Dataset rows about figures
# # # # # # #
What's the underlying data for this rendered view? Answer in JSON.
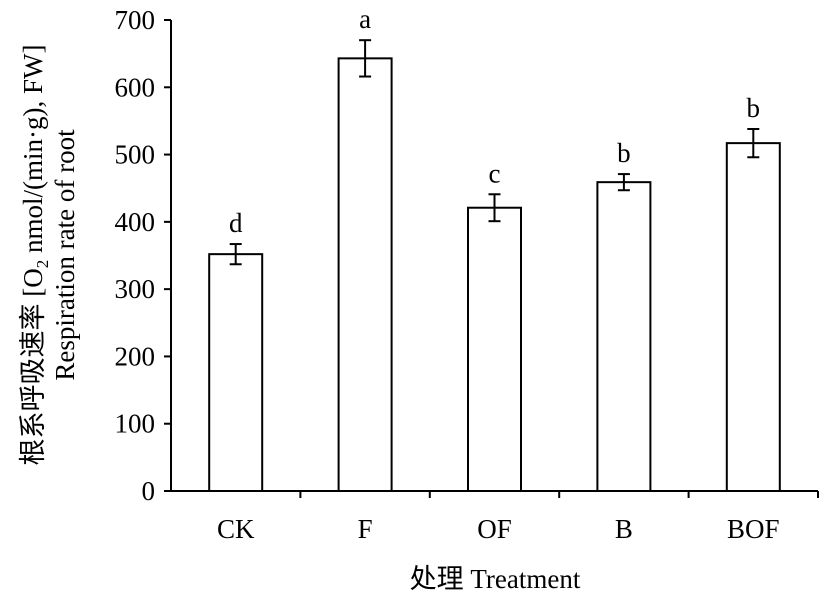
{
  "chart_data": {
    "type": "bar",
    "categories": [
      "CK",
      "F",
      "OF",
      "B",
      "BOF"
    ],
    "values": [
      352,
      643,
      421,
      459,
      517
    ],
    "errors": [
      15,
      27,
      20,
      12,
      21
    ],
    "significance": [
      "d",
      "a",
      "c",
      "b",
      "b"
    ],
    "xlabel": "处理 Treatment",
    "ylabel_line1_pre": "根系呼吸速率 [O",
    "ylabel_line1_sub": "2",
    "ylabel_line1_post": " nmol/(min·g), FW]",
    "ylabel_line2": "Respiration rate of root",
    "ylim": [
      0,
      700
    ],
    "yticks": [
      0,
      100,
      200,
      300,
      400,
      500,
      600,
      700
    ],
    "grid": false,
    "legend": "none",
    "bar_fill": "#ffffff",
    "bar_stroke": "#000000"
  }
}
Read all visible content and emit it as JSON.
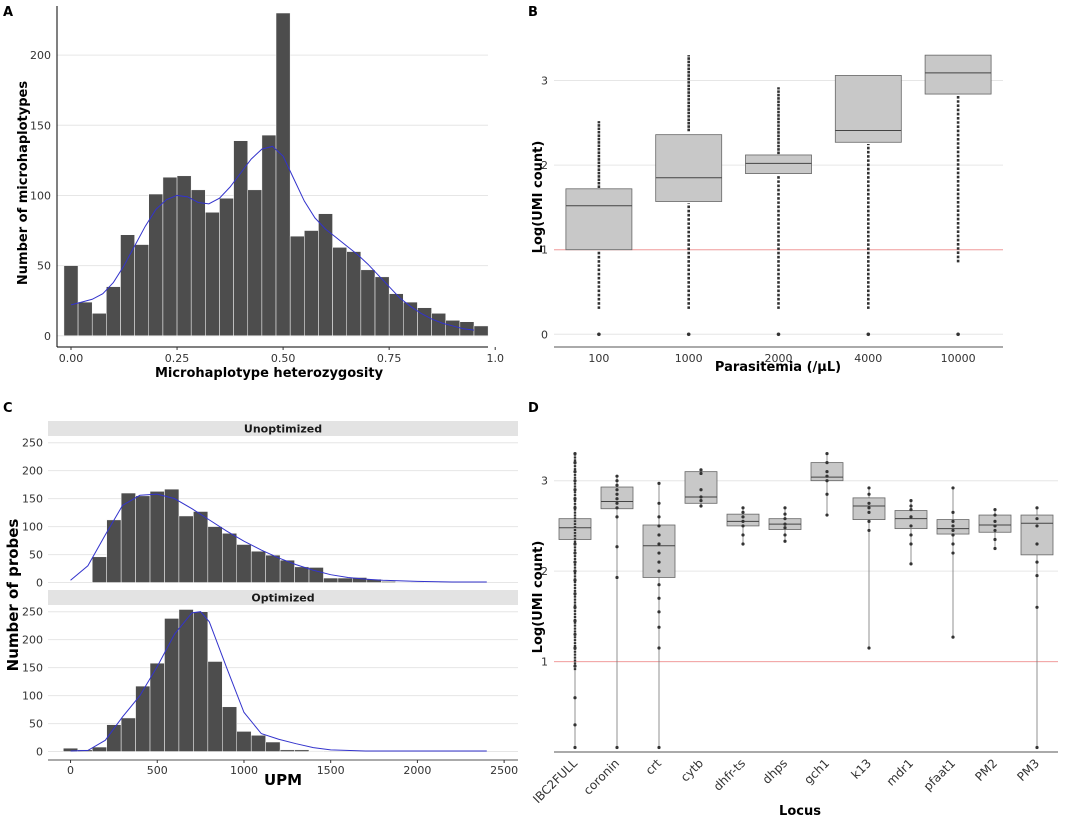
# # # # # # #
● **DIRECTIONS**
List all lines from the entries that include the word "JSON".

● **RESPONSE BELOW**
What's the underlying data for this rendered view? Answer in JSON.
Read all visible content and emit it as JSON.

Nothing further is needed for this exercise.